EJERCICIOS PROPUESTOS ->
1 - Responde estas preguntas con lo que dice el texto sobre la tartamudez:
(a) ¿En qué revista se publicó el estudio?
(b) ¿Cuántos loci genómicos relacionados con la tartamudez se revelaron?
(c) ¿Cuántas personas que reconocieron haber tartamudeado se incluyeron en el análisis?
2 - Indica si cada afirmación concuerda con el texto sobre la tartamudez. Responde sí o no y cita las palabras del texto que lo deciden.
(a) La investigación fue liderada por la Universidad Vanderbilt.
(b) La recuperación espontánea de la tartamudez es más frecuente en los hombres.
(c) El análisis incluyó menos de cien mil controles.
3 - Prosigue el texto sobre la tartamudez a partir de su última oración.

TEXTO PROPORCIONADO ->

----------

Descubren la base genética de la tartamudez y explican por qué es más común en varones adultos
Un equipo internacional de científicos ha identificado la base genética de la tartamudez tras analizar el ADN de más de un millón de personas. El estudio, publicado en Nature Genetics, reveló 57 loci genómicos —regiones específicas del ADN— relacionados con este trastorno del habla, arrojando nueva luz sobre sus causas y abriendo el camino a posibles terapias futuras.
La investigación fue liderada por la Universidad Vanderbilt (EE. UU.) y destaca que la tartamudez, lejos de ser un problema psicológico o conductual, tiene una fuerte influencia genética. Además, los hallazgos explican por qué la recuperación espontánea de la tartamudez es más frecuente en mujeres, lo que contribuye a que en la edad adulta haya una mayor prevalencia entre los hombres (una proporción de 4 a 1).
“Durante años se creyó erróneamente que la tartamudez se debía a traumas, estilos de crianza o características personales. Nuestro estudio demuestra que la genética desempeña un rol clave”, afirmó la doctora Jennifer Below, directora del Instituto de Genética de Vanderbilt y autora principal del estudio.
El análisis incluyó datos de 99.776 personas que reconocieron haber tartamudeado y más de un millón de controles. Al estudiar las diferencias genéticas entre sexos y ascendencias, los investigadores encontraron que las firmas genéticas varían entre hombres y mujeres. En particular, identificaron que las mujeres tienden a superar el trastorno con mayor frecuencia, lo cual también se refleja en los datos de autoinforme: mientras que en varones la tartamudez suele ser activa, en mujeres muchas veces corresponde a un recuerdo de la infancia.

----------

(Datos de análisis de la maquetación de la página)
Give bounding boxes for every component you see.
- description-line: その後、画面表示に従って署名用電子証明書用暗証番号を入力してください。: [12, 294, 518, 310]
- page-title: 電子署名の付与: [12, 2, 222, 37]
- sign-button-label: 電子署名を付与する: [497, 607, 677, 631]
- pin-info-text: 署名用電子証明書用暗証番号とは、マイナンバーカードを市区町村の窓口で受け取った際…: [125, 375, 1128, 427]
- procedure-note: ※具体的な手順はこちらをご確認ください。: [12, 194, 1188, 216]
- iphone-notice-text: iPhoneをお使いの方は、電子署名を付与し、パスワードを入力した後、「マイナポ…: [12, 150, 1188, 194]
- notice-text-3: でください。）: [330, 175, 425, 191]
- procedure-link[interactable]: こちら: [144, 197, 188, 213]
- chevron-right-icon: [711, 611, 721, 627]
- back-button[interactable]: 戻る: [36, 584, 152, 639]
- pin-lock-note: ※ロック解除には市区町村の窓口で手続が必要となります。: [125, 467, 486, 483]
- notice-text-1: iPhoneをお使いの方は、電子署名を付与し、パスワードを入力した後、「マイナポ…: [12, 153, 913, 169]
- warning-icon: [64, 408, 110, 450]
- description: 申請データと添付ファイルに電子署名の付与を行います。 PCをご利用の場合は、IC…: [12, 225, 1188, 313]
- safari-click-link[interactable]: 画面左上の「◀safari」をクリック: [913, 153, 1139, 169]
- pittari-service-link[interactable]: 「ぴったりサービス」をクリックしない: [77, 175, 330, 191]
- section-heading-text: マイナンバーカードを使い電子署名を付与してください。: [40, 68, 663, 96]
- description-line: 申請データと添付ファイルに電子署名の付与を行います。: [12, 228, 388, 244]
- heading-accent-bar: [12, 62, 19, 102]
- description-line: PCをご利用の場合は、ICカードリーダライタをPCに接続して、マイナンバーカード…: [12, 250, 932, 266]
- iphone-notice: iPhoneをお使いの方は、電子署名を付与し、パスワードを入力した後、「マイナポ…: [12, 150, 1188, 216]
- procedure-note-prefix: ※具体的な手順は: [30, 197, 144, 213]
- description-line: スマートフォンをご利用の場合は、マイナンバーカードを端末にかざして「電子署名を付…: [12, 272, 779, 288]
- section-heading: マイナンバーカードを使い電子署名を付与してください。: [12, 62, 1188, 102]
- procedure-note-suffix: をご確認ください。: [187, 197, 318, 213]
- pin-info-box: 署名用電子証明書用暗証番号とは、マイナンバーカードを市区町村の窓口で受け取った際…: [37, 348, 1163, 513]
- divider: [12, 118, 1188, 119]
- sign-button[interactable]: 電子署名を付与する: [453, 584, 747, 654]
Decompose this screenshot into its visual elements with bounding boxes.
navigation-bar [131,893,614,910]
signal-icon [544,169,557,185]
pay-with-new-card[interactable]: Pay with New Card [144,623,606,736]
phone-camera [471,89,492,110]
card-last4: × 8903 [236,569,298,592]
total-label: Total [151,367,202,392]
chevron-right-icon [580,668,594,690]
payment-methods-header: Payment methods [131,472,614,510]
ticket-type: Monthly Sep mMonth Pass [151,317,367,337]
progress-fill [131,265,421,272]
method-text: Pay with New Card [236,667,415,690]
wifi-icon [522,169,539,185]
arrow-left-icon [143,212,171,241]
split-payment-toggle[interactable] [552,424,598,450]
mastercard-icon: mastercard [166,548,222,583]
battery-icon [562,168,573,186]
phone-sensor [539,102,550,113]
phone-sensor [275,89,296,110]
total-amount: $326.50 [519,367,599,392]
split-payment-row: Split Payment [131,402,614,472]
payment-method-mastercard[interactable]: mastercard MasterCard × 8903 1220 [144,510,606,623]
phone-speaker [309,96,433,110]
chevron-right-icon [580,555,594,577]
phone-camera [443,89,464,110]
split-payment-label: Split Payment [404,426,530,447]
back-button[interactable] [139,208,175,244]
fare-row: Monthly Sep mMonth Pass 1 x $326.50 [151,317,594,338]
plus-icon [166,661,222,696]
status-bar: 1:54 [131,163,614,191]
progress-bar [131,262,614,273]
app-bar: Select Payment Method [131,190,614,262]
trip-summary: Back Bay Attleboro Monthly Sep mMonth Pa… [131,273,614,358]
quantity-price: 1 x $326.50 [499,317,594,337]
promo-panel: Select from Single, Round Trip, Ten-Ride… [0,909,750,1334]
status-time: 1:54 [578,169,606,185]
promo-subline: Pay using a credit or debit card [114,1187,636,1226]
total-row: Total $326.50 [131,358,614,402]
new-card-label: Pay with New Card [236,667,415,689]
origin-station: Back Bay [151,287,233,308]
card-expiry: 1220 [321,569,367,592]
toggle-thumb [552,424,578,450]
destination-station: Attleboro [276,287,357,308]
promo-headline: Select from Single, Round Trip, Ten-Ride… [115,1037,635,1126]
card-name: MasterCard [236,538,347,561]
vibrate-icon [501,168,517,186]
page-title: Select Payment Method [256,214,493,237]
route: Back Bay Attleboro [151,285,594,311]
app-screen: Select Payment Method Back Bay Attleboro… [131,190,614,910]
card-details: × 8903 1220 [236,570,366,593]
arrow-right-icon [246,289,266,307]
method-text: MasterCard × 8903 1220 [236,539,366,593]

----------

RESPUESTAS POR TAREA ->
1 -
(a) En Nature Genetics.
(b) 57 loci genómicos.
(c) 99.776 personas.

2 -
(a) Sí: "La investigación fue liderada por la Universidad Vanderbilt (EE. UU.)".
(b) No: "la recuperación espontánea de la tartamudez es más frecuente en mujeres".
(c) No: "más de un millón de controles".

3 -
Uno de los hallazgos más relevantes fue la identificación del gen VRK2, asociado no solo con la tartamudez, sino también con la sincronización de ritmo —como aplaudir al compás— y con el deterioro del lenguaje en el Alzheimer. Esto sugiere que la musicalidad, el habla y el lenguaje podrían compartir una arquitectura genética común.
Además, los investigadores descubrieron conexiones entre los genes asociados a la tartamudez y otras condiciones neurológicas, metabólicas y cardiovasculares, así como con rasgos psicológicos como el autismo y la depresión.
El estudio fue posible gracias a la colaboración con la empresa 23andMe, que proporcionó una base de datos masiva a través de encuestas genéticas. También se nutrió del Proyecto Internacional de Tartamudez, liderado por la doctora Shelly Jo Kraft, quien recopiló muestras de sangre y saliva en distintos países durante más de dos décadas.
“Esperamos que estos hallazgos ayuden a eliminar el estigma asociado con la tartamudez, mejoren la detección temprana en niños y permitan desarrollar tratamientos personalizados en el futuro”, agregó Dillon Pruett, coautor del estudio y tartamudo.
La investigación marca un hito en la comprensión de los trastornos del lenguaje, tradicionalmente poco estudiados por no requerir hospitalización, pero con un impacto profundo en la vida personal, educativa y laboral de quienes los padecen.